Task requirements: Pick out every line of the material below that contains the string "inward", matching case exactly.
··· Records for the task
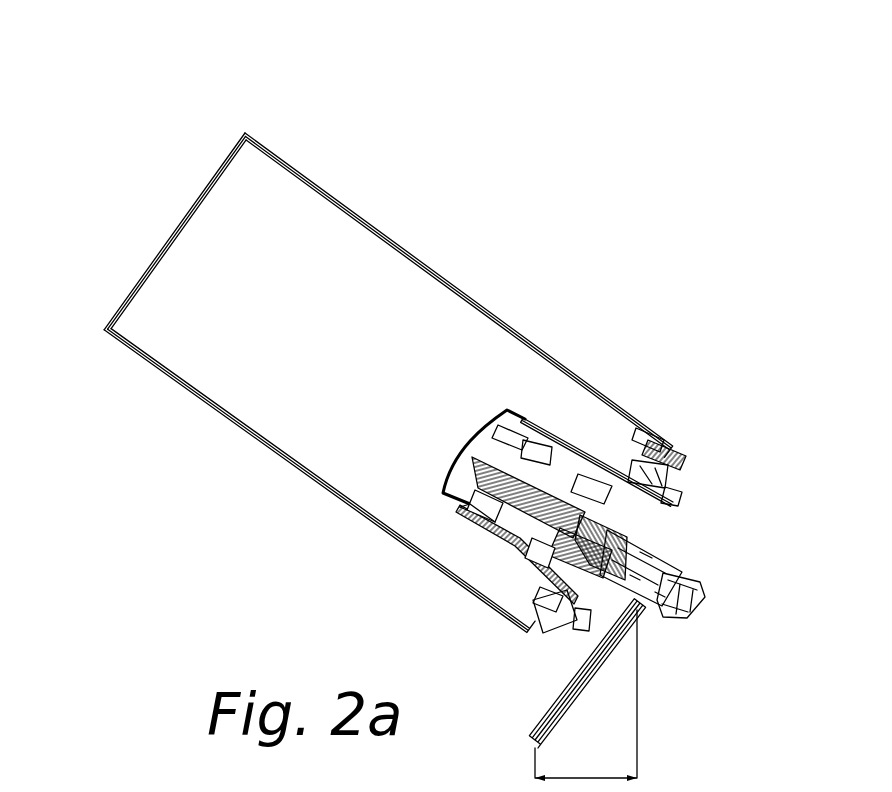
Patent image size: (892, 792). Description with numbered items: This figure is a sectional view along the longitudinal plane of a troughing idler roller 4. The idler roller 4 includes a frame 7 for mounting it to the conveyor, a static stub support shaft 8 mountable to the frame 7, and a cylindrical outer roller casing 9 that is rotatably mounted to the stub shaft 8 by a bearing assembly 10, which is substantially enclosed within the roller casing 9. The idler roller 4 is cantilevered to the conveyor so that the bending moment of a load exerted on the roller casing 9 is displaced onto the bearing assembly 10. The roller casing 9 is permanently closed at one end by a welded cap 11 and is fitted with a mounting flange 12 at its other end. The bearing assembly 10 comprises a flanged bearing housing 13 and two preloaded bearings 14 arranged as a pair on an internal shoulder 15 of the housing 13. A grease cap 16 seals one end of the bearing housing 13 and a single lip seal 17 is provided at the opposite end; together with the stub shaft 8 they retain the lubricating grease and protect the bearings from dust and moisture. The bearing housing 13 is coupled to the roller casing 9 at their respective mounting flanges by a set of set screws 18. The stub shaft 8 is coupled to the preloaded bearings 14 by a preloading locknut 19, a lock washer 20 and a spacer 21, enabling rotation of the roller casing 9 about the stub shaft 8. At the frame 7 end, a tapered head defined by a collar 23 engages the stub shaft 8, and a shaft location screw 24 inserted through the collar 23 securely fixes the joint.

The troughing idler roller 4 is at (455, 128).
The frame 7 is at (608, 693).
The static stub support shaft 8 is at (653, 532).
The cylindrical outer roller casing 9 is at (327, 188).
The bearing assembly 10 is at (456, 560).
The welded cap 11 is at (152, 253).
The mounting flange 12 is at (672, 440).
The flanged bearing housing 13 is at (550, 428).
The preloaded bearings 14 is at (537, 448).
The internal shoulder 15 is at (617, 468).
The grease cap 16 is at (452, 492).
The single lip seal 17 is at (643, 428).
The set screws 18 is at (672, 493).
The preloading locknut 19 is at (470, 487).
The lock washer 20 is at (500, 415).
The spacer 21 is at (470, 515).
The collar 23 is at (677, 558).
The shaft location screw 24 is at (687, 620).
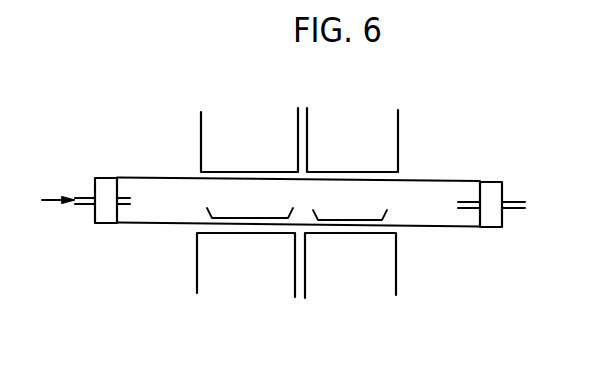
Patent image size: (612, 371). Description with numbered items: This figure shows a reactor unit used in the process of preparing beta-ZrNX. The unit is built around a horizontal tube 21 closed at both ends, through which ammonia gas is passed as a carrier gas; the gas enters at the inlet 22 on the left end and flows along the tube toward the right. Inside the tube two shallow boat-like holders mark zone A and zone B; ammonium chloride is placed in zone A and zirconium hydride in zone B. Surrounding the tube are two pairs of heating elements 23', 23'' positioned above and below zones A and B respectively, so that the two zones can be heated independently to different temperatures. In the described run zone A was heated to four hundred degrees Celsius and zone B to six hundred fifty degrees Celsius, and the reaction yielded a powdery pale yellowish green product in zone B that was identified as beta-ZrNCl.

The discharge tube 21 is at (150, 223).
The gas inlet 22 is at (57, 216).
The first pair of electrodes (region A) 23' is at (248, 210).
The second pair of electrodes (region B) 23'' is at (362, 210).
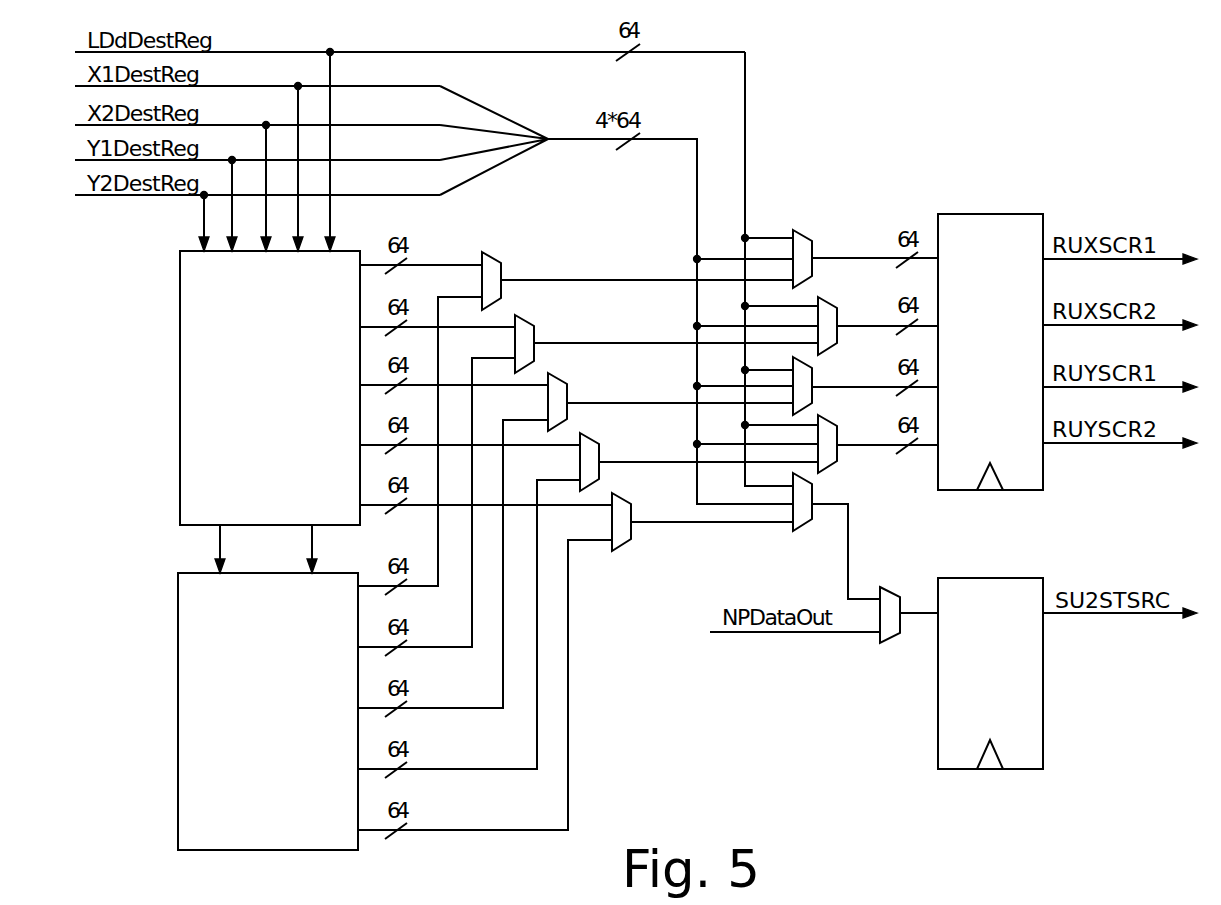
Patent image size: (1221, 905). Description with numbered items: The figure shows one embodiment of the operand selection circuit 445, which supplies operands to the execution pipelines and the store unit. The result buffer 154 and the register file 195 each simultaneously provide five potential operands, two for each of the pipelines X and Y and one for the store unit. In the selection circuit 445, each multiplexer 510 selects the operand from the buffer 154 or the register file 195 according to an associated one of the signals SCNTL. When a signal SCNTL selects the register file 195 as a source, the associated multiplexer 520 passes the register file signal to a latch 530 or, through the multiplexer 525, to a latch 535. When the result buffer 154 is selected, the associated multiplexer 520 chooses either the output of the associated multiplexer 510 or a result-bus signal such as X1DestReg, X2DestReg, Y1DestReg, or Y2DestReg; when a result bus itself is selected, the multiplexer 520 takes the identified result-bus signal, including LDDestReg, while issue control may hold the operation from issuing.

The result buffer 154 is at (253, 433).
The register file 195 is at (250, 772).
The operand selection circuit 445 is at (1022, 107).
The multiplexer 510 is at (516, 260).
The multiplexer 520 is at (813, 250).
The multiplexer 525 is at (901, 604).
The latch 530 is at (972, 365).
The latch 535 is at (972, 687).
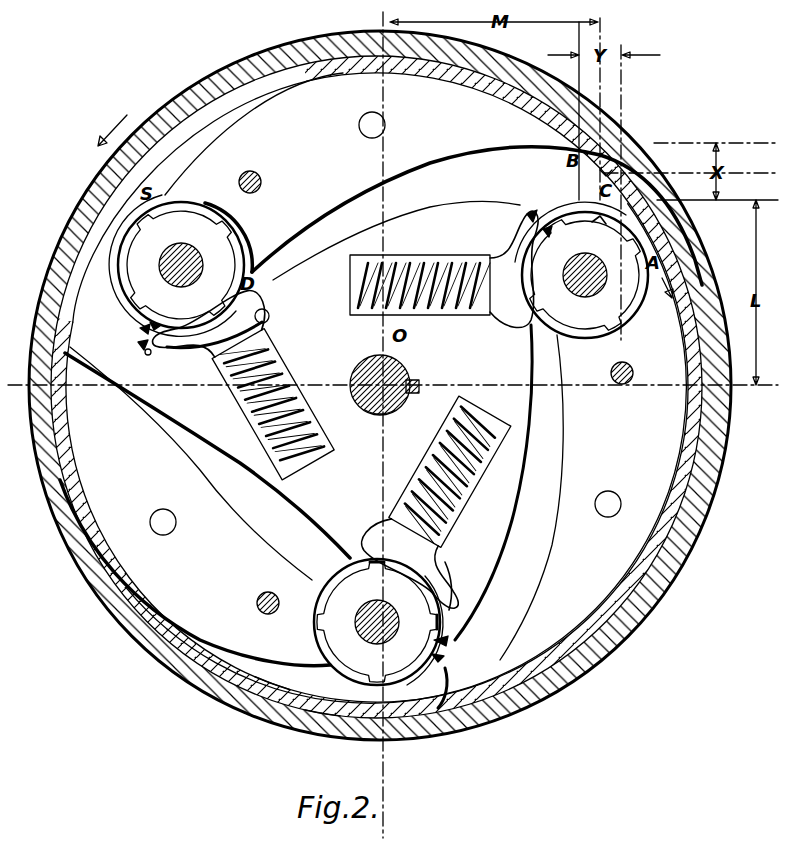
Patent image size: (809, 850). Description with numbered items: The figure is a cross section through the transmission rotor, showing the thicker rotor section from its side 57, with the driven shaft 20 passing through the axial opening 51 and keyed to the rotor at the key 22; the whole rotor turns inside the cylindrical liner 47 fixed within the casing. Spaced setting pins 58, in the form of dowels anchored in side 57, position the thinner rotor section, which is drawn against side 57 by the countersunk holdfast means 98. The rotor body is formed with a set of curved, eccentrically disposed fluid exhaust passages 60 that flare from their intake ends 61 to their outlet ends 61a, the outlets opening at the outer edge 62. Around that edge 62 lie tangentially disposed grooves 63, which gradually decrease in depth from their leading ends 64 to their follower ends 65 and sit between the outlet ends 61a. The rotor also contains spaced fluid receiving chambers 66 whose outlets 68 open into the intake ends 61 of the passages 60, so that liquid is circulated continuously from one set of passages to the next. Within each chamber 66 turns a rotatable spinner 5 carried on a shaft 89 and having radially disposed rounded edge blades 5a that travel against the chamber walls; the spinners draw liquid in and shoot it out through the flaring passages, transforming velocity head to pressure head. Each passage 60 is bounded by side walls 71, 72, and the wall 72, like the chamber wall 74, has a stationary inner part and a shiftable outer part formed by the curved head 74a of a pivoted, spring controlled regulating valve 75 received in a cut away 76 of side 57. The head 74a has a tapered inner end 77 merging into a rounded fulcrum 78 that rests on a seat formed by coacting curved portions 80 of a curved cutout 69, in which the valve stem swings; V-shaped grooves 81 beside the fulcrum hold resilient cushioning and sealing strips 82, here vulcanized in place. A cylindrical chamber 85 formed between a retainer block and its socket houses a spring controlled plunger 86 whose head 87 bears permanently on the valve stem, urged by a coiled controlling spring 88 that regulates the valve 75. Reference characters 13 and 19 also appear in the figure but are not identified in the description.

The spinner 5 is at (585, 326).
The blades 5a is at (608, 346).
The stop arc 13 is at (235, 228).
The spring arm 19 is at (447, 565).
The driven shaft 20 is at (362, 368).
The key 22 is at (420, 382).
The cylindrical liner 47 is at (210, 658).
The opening 51 is at (380, 418).
The side of rotor section 57 is at (690, 548).
The setting pins 58 is at (362, 122).
The fluid exhaust passages 60 is at (540, 545).
The intake ends 61 is at (530, 340).
The outlet ends 61a is at (469, 682).
The outer edge 62 is at (704, 285).
The grooves 63 is at (270, 675).
The leading ends 64 is at (322, 700).
The follower ends 65 is at (127, 598).
The fluid receiving chambers 66 is at (610, 220).
The outlets 68 is at (527, 322).
The cutouts 69 is at (265, 312).
The side wall of passage 71 is at (428, 160).
The side wall of passage 72 is at (424, 207).
The side wall of chamber 74 is at (186, 336).
The valve head 74a is at (606, 176).
The regulating valve 75 is at (596, 222).
The cut away 76 is at (147, 355).
The tapered inner end 77 is at (142, 346).
The fulcrum 78 is at (467, 598).
The curved portions 80 is at (425, 612).
The V-shaped grooves 81 is at (548, 228).
The cushioning and sealing strips 82 is at (532, 206).
The cylindrical chambers 85 is at (285, 372).
The plunger 86 is at (278, 345).
The plunger head 87 is at (268, 330).
The controlling spring 88 is at (288, 393).
The shaft 89 is at (340, 602).
The holdfast means 98 is at (250, 171).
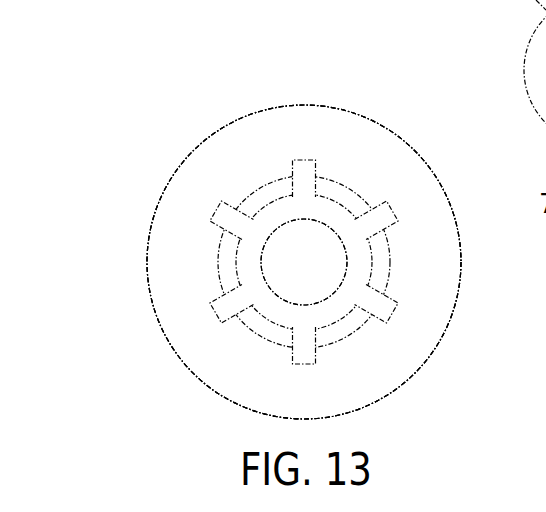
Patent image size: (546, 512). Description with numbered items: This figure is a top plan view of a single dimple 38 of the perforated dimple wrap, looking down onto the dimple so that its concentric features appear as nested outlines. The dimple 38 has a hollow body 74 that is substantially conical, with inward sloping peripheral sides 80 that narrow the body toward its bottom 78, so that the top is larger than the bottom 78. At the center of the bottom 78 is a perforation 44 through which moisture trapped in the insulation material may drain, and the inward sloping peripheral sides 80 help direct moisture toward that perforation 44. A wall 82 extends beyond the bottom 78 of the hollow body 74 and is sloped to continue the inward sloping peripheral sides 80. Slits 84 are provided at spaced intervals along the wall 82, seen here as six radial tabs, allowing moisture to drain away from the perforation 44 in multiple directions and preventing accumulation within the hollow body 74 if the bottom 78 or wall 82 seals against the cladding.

The dimple 38 is at (156, 55).
The perforation 44 is at (305, 257).
The hollow body 74 is at (240, 150).
The bottom 78 is at (353, 252).
The inward sloping peripheral sides 80 is at (180, 298).
The wall 82 is at (343, 330).
The slits 84 is at (303, 348).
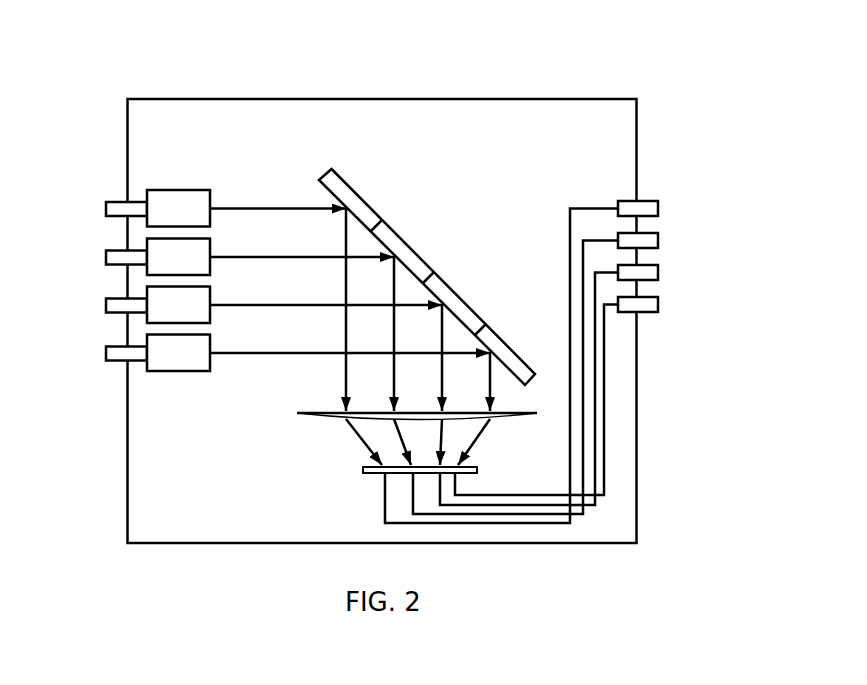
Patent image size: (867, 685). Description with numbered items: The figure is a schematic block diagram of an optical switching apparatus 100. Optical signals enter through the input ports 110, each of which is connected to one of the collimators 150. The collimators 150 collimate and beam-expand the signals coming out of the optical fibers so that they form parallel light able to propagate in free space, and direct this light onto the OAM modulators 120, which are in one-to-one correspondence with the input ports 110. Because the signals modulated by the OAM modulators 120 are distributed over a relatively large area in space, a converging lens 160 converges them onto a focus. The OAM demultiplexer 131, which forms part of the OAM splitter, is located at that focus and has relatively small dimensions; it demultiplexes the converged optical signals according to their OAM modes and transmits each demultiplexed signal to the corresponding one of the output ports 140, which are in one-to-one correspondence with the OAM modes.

The optical switching apparatus 100 is at (137, 64).
The input ports 110 is at (98, 254).
The collimators 150 is at (273, 231).
The OAM modulators 120 is at (398, 266).
The converging lens 160 is at (404, 444).
The OAM demultiplexer 131 is at (465, 369).
The output ports 140 is at (670, 231).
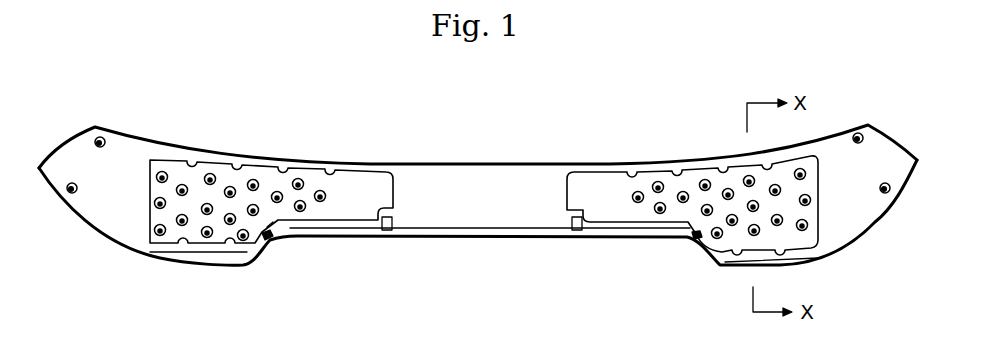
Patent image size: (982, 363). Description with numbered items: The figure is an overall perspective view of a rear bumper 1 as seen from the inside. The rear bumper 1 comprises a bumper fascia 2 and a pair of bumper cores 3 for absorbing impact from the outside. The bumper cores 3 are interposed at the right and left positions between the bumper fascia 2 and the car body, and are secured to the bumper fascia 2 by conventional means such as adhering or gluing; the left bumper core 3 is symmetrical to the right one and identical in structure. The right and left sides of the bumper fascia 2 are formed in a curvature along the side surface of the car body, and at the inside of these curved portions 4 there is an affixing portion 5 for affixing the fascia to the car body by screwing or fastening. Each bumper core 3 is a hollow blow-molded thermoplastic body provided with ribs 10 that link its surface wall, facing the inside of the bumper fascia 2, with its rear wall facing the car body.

The rear bumper 1 is at (503, 118).
The bumper fascia 2 is at (510, 190).
The bumper core 3 is at (346, 164).
The curved portion 4 is at (82, 162).
The affixing portion 5 is at (103, 148).
The rib 10 is at (253, 179).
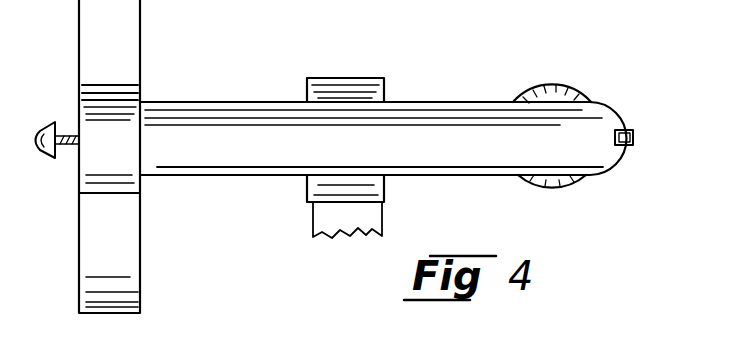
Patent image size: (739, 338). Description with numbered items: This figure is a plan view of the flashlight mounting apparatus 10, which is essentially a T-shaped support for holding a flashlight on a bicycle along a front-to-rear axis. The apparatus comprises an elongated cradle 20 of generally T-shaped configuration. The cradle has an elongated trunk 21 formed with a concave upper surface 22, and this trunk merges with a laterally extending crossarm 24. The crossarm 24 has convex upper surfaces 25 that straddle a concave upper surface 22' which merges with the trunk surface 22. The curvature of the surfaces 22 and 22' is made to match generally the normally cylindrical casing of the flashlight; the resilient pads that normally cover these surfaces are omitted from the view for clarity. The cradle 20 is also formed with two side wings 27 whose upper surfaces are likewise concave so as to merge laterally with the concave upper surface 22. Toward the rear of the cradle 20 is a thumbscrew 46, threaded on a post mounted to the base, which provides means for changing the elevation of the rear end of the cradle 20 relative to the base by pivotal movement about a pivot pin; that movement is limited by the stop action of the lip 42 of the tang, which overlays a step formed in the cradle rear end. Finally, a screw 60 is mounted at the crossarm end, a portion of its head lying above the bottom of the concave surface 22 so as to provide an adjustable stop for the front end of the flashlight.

The flashlight mounting apparatus 10 is at (534, 65).
The elongated cradle 20 is at (199, 65).
The elongated trunk 21 is at (446, 102).
The concave upper surface 22 is at (369, 95).
The concave upper surface 22' is at (109, 146).
The crossarm 24 is at (78, 23).
The convex upper surfaces 25 is at (110, 45).
The side wings 27 is at (347, 78).
The lip 42 is at (644, 124).
The thumbscrew 46 is at (565, 87).
The screw 60 is at (46, 159).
······
Exercise answer:
Patent image size: (546, 512). Description with numbered items: This figure is a top plan view of a single dimple 38 of the perforated dimple wrap, looking down onto the dimple so that its concentric features appear as nested outlines. The dimple 38 has a hollow body 74 that is substantially conical, with inward sloping peripheral sides 80 that narrow the body toward its bottom 78, so that the top is larger than the bottom 78. At the center of the bottom 78 is a perforation 44 through which moisture trapped in the insulation material may drain, and the inward sloping peripheral sides 80 help direct moisture toward that perforation 44. A wall 82 extends beyond the bottom 78 of the hollow body 74 and is sloped to continue the inward sloping peripheral sides 80. Slits 84 are provided at spaced intervals along the wall 82, seen here as six radial tabs, allowing moisture to drain away from the perforation 44 in multiple directions and preventing accumulation within the hollow body 74 if the bottom 78 or wall 82 seals against the cladding.
The inward sloping peripheral sides 80 is at (180, 298).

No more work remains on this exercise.